#### [What the task asks]
Find the string "Комплекса" in the data, then copy every line where it is found.

#### [Given data]
------
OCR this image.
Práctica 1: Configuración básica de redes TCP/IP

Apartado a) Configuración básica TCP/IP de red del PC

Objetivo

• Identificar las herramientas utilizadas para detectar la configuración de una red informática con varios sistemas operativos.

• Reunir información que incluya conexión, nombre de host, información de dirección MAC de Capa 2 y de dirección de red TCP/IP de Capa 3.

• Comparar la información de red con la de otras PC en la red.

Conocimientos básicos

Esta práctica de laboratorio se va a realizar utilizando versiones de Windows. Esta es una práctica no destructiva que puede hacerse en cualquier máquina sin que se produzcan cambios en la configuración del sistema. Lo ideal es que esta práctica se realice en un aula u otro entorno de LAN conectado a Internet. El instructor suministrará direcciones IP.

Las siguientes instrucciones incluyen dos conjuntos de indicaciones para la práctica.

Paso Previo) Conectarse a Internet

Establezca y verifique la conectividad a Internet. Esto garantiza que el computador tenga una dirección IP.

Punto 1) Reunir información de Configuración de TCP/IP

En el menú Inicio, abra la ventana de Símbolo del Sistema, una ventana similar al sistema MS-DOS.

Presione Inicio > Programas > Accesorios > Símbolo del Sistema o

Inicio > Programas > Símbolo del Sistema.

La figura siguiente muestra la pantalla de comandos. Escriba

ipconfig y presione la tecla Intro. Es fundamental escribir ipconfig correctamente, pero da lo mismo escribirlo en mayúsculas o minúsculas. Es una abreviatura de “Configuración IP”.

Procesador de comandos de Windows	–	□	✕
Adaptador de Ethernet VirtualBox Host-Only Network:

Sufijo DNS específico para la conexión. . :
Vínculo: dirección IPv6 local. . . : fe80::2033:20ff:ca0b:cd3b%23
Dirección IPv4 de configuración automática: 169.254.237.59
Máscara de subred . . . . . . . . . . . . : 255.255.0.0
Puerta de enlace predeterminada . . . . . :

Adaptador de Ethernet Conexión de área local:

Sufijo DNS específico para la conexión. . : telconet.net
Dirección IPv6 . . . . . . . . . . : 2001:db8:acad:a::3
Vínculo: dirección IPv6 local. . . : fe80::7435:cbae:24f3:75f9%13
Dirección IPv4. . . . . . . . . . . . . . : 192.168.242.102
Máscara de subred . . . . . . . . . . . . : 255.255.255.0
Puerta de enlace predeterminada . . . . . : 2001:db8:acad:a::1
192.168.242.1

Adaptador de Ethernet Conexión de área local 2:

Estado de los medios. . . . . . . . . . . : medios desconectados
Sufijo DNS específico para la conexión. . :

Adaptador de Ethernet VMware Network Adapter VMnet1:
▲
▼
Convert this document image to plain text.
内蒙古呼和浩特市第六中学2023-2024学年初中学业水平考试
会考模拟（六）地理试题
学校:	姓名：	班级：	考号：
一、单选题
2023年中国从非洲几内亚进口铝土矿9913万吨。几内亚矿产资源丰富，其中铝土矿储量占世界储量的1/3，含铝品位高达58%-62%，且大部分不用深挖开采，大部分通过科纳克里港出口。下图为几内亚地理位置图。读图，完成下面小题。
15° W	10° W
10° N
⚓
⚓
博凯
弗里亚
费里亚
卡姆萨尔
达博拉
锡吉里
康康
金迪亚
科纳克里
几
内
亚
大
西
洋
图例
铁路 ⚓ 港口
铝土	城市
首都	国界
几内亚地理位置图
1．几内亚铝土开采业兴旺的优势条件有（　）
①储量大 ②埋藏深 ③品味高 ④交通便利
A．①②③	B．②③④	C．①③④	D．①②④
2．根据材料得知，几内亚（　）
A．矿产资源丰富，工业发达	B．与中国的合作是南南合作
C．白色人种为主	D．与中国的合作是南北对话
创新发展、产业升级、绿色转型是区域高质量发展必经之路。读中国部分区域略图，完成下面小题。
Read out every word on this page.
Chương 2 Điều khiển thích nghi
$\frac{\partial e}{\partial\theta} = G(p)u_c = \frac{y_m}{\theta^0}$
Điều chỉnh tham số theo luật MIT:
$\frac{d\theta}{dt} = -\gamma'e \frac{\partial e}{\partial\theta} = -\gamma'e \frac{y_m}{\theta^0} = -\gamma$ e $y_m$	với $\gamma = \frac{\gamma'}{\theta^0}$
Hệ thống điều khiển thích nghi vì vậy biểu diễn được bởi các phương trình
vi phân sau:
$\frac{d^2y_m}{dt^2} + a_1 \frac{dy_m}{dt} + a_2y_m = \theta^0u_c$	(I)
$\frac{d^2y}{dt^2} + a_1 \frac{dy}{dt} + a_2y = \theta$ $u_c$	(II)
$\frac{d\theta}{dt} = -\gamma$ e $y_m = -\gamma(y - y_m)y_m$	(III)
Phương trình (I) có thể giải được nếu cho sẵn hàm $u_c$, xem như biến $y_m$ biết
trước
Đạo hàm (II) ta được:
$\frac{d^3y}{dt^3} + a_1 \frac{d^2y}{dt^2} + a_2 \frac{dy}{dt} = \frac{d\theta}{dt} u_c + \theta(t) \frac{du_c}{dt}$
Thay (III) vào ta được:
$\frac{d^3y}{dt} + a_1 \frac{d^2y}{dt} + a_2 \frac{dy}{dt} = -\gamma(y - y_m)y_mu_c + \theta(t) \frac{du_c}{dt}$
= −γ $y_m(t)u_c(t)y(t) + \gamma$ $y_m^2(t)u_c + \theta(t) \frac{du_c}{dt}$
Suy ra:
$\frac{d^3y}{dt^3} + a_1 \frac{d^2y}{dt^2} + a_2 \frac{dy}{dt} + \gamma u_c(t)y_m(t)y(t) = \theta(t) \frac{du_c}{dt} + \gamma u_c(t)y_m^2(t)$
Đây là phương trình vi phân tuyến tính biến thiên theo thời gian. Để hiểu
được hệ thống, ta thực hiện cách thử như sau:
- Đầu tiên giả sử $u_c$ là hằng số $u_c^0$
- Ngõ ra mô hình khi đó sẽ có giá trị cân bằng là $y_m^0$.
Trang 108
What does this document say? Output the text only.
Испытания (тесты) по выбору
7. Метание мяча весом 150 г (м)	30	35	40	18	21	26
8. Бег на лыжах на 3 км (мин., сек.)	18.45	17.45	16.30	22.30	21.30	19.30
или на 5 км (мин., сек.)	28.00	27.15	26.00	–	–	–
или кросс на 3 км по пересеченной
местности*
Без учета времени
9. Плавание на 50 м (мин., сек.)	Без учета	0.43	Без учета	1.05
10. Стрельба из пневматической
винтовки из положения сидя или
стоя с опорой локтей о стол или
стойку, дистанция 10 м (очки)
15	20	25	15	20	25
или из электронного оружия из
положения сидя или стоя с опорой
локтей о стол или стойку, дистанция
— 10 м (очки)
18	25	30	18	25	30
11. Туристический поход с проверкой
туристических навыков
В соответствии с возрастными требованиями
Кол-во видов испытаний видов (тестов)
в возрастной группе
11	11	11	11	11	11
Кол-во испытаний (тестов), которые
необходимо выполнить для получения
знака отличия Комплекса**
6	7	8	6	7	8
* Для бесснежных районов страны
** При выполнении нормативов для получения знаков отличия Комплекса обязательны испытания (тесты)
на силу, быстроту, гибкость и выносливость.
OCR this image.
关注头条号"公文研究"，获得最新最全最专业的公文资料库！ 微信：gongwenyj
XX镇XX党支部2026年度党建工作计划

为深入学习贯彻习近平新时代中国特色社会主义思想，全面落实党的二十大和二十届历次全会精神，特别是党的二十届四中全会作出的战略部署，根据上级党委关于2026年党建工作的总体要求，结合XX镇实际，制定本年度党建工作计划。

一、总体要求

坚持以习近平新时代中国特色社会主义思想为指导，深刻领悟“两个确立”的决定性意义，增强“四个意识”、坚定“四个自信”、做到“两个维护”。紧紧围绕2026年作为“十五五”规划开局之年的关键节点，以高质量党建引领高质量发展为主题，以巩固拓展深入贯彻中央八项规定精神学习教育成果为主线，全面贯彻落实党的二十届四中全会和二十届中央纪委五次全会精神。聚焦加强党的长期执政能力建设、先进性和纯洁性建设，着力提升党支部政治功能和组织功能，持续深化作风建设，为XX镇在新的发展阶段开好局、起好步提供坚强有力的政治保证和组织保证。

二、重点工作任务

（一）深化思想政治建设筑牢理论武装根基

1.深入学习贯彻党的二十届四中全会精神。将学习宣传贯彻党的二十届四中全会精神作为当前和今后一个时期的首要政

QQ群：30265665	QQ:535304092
------
#### [Final result]
знака отличия Комплекса**
** При выполнении нормативов для получения знаков отличия Комплекса обязательны испытания (тесты)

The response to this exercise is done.